WHAT IS REQUIRED: Copy every line of the records below that holds the word "into".

◇ ◇ ◇

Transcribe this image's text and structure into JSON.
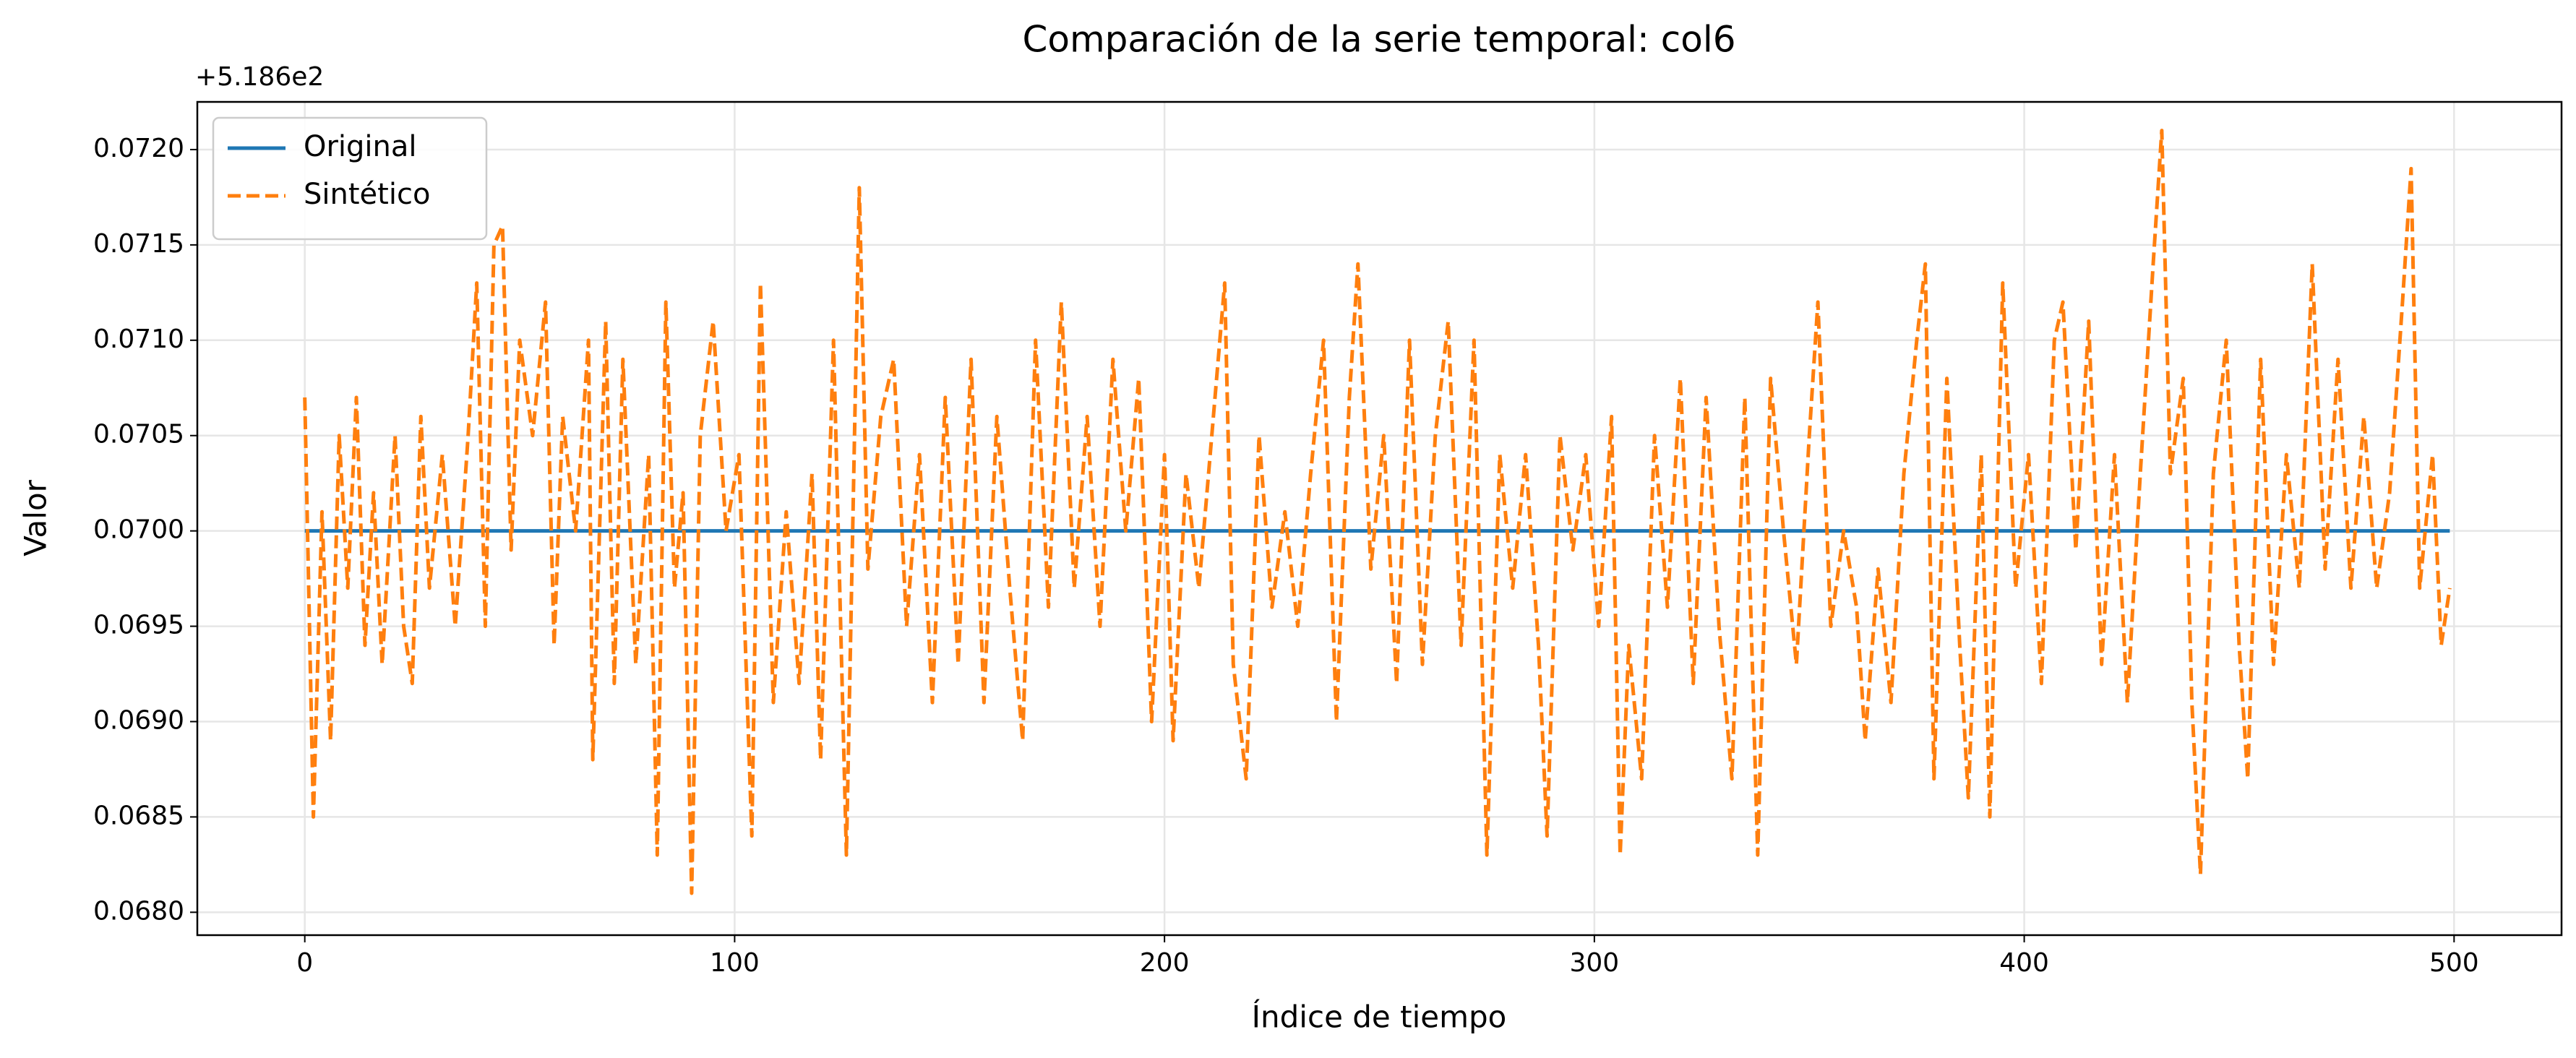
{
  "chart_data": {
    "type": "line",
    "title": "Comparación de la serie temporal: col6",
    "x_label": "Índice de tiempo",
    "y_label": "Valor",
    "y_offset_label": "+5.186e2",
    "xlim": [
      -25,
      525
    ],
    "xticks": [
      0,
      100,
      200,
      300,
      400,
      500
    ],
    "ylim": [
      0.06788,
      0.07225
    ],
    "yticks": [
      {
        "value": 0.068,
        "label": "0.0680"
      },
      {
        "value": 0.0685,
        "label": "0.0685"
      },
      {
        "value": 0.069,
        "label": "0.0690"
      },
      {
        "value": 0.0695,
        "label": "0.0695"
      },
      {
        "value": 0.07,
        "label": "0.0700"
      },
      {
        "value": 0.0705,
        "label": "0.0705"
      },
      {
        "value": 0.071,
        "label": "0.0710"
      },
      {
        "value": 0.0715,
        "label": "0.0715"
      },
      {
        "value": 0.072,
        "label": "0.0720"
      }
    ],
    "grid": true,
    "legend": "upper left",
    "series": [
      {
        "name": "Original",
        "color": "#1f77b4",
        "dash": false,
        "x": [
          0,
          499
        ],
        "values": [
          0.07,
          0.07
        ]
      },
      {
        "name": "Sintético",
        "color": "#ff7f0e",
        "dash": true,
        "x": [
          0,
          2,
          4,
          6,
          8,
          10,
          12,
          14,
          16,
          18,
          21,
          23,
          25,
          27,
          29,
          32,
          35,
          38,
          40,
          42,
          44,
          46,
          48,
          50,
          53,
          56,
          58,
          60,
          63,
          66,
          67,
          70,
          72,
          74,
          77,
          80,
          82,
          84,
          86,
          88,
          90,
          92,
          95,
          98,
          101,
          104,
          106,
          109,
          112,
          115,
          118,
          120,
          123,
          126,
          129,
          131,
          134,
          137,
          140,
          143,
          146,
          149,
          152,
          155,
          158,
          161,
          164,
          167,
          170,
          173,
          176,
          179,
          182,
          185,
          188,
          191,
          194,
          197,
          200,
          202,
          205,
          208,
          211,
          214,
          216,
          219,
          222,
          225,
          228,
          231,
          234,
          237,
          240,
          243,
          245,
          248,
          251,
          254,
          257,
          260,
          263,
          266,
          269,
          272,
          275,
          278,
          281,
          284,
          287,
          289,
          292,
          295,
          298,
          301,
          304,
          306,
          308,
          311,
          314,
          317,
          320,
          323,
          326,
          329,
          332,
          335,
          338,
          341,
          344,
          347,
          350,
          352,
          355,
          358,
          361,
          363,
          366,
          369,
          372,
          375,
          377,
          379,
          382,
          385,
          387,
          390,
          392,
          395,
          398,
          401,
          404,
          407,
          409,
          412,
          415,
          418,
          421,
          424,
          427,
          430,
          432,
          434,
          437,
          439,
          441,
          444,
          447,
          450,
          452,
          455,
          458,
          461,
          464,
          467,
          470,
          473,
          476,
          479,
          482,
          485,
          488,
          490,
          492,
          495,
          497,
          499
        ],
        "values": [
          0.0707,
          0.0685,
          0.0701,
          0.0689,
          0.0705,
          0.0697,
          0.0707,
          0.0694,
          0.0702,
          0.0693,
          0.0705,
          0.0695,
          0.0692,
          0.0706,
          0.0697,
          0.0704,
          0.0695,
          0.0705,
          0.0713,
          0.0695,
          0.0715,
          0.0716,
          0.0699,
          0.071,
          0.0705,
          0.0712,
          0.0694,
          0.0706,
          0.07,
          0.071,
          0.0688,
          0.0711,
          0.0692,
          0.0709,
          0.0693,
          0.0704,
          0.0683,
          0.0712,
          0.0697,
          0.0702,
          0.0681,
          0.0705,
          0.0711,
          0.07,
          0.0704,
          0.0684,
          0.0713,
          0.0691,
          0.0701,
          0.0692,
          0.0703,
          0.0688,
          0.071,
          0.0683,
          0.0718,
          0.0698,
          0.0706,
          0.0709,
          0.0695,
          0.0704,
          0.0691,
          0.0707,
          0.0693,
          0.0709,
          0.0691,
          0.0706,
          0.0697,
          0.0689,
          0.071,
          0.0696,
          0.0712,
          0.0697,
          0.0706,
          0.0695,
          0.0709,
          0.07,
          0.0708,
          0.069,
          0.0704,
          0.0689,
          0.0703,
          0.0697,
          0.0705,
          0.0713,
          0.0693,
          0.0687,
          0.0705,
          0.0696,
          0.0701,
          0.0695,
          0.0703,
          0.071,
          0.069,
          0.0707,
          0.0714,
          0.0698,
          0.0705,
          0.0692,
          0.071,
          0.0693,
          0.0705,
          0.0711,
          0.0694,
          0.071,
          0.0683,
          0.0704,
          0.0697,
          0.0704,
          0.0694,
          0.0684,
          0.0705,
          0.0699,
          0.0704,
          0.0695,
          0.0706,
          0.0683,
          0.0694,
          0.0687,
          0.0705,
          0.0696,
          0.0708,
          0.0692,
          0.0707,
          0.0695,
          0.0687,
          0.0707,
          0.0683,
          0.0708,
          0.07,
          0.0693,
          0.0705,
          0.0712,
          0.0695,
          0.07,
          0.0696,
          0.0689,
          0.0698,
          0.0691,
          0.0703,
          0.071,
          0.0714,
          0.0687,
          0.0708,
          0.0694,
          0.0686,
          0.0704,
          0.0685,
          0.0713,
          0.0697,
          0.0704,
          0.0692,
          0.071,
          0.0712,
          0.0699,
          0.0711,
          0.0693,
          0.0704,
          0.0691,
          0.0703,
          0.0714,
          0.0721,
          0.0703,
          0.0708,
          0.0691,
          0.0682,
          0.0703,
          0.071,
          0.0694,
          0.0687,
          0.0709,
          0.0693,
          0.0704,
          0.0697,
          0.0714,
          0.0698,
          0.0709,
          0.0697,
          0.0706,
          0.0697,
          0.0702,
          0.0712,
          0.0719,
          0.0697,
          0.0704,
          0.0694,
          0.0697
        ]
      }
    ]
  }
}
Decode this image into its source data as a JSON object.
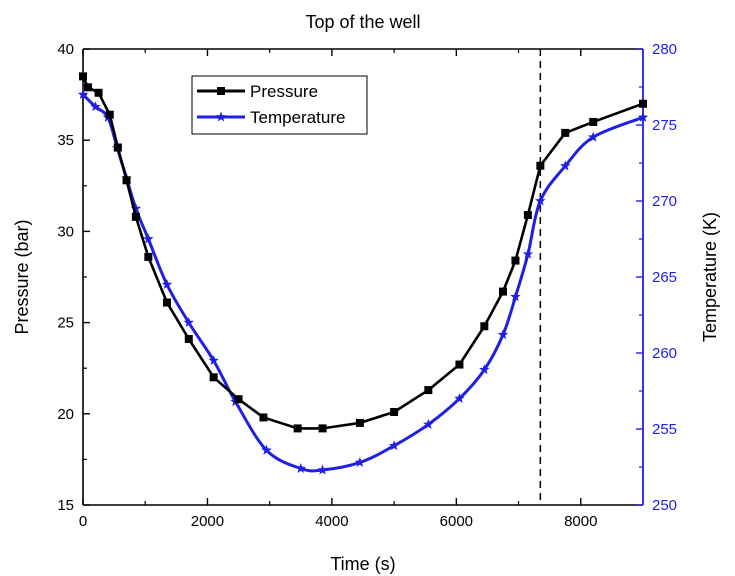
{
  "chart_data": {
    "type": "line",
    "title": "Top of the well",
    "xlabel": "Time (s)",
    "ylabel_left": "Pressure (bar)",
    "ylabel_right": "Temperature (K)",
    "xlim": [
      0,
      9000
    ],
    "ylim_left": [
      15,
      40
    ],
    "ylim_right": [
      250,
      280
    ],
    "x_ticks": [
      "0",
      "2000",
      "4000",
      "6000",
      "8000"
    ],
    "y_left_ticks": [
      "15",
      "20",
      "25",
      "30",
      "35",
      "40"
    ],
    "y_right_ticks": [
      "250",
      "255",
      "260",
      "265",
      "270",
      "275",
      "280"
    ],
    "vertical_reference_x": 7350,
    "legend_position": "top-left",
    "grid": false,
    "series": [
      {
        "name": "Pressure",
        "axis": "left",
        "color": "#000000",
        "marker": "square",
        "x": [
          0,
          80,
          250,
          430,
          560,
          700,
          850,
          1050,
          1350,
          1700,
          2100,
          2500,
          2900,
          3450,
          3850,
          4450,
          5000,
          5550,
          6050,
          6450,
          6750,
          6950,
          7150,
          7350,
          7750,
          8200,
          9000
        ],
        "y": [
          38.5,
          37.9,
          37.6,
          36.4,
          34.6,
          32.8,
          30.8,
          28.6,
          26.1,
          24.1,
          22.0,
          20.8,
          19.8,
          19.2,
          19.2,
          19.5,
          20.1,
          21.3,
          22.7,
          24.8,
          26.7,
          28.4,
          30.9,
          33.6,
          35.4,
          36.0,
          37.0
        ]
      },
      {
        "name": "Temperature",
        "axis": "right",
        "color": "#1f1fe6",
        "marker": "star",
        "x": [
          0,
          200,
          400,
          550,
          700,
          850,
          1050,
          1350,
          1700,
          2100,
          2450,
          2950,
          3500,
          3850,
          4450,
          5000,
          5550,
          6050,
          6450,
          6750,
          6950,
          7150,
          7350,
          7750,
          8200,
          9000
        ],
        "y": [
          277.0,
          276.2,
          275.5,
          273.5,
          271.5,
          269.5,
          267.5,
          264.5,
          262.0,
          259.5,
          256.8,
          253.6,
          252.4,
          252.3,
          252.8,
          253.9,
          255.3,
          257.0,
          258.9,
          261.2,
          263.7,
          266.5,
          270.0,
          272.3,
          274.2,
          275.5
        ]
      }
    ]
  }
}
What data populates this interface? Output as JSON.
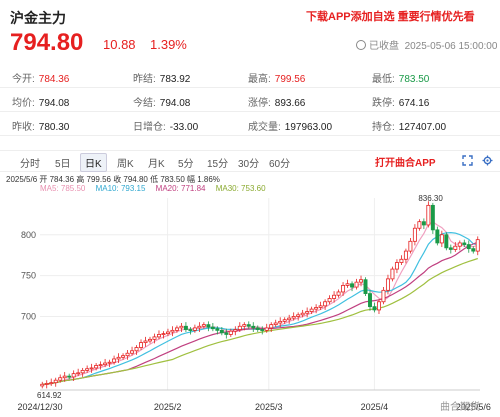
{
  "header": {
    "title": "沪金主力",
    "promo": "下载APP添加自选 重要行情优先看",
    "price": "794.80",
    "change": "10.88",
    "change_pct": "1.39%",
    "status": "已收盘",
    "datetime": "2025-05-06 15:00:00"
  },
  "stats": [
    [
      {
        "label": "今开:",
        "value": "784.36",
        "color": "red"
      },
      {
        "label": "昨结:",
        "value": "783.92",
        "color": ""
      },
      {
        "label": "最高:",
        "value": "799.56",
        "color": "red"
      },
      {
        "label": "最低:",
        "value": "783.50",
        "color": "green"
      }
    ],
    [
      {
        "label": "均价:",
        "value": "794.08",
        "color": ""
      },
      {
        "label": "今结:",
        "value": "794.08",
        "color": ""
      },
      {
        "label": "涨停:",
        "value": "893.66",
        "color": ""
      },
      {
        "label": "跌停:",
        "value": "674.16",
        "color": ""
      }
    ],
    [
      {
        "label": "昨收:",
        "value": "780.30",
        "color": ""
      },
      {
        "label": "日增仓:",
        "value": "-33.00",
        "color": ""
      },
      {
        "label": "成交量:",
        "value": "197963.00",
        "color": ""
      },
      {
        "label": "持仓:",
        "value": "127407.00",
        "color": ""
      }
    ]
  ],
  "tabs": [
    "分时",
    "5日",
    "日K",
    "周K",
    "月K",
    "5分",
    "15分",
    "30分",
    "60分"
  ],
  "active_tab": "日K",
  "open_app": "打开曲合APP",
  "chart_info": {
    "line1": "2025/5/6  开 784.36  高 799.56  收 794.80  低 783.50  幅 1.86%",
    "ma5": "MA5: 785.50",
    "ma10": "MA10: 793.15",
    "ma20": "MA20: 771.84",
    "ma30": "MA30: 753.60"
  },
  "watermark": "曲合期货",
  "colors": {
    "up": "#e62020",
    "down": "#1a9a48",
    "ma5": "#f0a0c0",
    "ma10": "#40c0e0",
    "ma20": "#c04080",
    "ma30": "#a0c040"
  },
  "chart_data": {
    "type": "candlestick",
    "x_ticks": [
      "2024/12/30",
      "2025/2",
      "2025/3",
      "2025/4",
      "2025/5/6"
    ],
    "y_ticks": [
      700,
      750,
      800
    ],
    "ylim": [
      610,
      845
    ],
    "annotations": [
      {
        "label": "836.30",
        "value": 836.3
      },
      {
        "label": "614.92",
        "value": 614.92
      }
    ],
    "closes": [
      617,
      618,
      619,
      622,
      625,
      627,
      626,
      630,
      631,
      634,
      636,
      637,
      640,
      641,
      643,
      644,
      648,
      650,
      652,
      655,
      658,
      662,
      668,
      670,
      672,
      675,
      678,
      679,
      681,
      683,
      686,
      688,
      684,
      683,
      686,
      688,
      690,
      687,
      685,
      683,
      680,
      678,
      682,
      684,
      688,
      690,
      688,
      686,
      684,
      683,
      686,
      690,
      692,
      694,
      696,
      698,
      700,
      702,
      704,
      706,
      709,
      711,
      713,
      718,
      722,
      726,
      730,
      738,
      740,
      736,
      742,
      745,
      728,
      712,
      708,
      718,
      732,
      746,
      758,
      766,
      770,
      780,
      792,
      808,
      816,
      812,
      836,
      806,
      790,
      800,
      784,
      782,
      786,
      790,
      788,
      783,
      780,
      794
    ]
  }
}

◇ ◇ ◇

RESPONSE FOR THIS EXERCISE:
Transcribe this image's text and structure into JSON.
Decode this image into its source data as a JSON object.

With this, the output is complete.